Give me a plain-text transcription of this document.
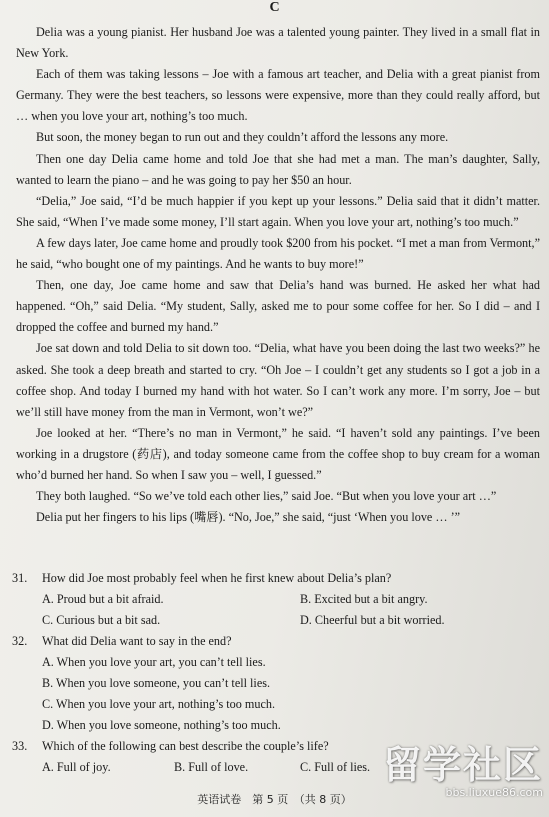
C

Delia was a young pianist. Her husband Joe was a talented young painter. They lived in a small flat in New York.

Each of them was taking lessons – Joe with a famous art teacher, and Delia with a great pianist from Germany. They were the best teachers, so lessons were expensive, more than they could really afford, but … when you love your art, nothing’s too much.

But soon, the money began to run out and they couldn’t afford the lessons any more.

Then one day Delia came home and told Joe that she had met a man. The man’s daughter, Sally, wanted to learn the piano – and he was going to pay her $50 an hour.

“Delia,” Joe said, “I’d be much happier if you kept up your lessons.” Delia said that it didn’t matter. She said, “When I’ve made some money, I’ll start again. When you love your art, nothing’s too much.”

A few days later, Joe came home and proudly took $200 from his pocket. “I met a man from Vermont,” he said, “who bought one of my paintings. And he wants to buy more!”

Then, one day, Joe came home and saw that Delia’s hand was burned. He asked her what had happened. “Oh,” said Delia. “My student, Sally, asked me to pour some coffee for her. So I did – and I dropped the coffee and burned my hand.”

Joe sat down and told Delia to sit down too. “Delia, what have you been doing the last two weeks?” he asked. She took a deep breath and started to cry. “Oh Joe – I couldn’t get any students so I got a job in a coffee shop. And today I burned my hand with hot water. So I can’t work any more. I’m sorry, Joe – but we’ll still have money from the man in Vermont, won’t we?”

Joe looked at her. “There’s no man in Vermont,” he said. “I haven’t sold any paintings. I’ve been working in a drugstore (药店), and today someone came from the coffee shop to buy cream for a woman who’d burned her hand. So when I saw you – well, I guessed.”

They both laughed. “So we’ve told each other lies,” said Joe. “But when you love your art …”

Delia put her fingers to his lips (嘴唇). “No, Joe,” she said, “just ‘When you love … ’”

31.	How did Joe most probably feel when he first knew about Delia’s plan?
A. Proud but a bit afraid.	B. Excited but a bit angry.
C. Curious but a bit sad.	D. Cheerful but a bit worried.
32.	What did Delia want to say in the end?
A. When you love your art, you can’t tell lies.
B. When you love someone, you can’t tell lies.
C. When you love your art, nothing’s too much.
D. When you love someone, nothing’s too much.
33.	Which of the following can best describe the couple’s life?
A. Full of joy.	B. Full of love.	C. Full of lies.
英语试卷　第 5 页　（共 8 页）
留学社区
bbs.liuxue86.com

[WRITTEN REQUEST]: From the entries above, collect every line with the string "paintings" in it.

[CORRECT ANSWER]:
A few days later, Joe came home and proudly took $200 from his pocket. “I met a man from Vermont,” he said, “who bought one of my paintings. And he wants to buy more!”
Joe looked at her. “There’s no man in Vermont,” he said. “I haven’t sold any paintings. I’ve been working in a drugstore (药店), and today someone came from the coffee shop to buy cream for a woman who’d burned her hand. So when I saw you – well, I guessed.”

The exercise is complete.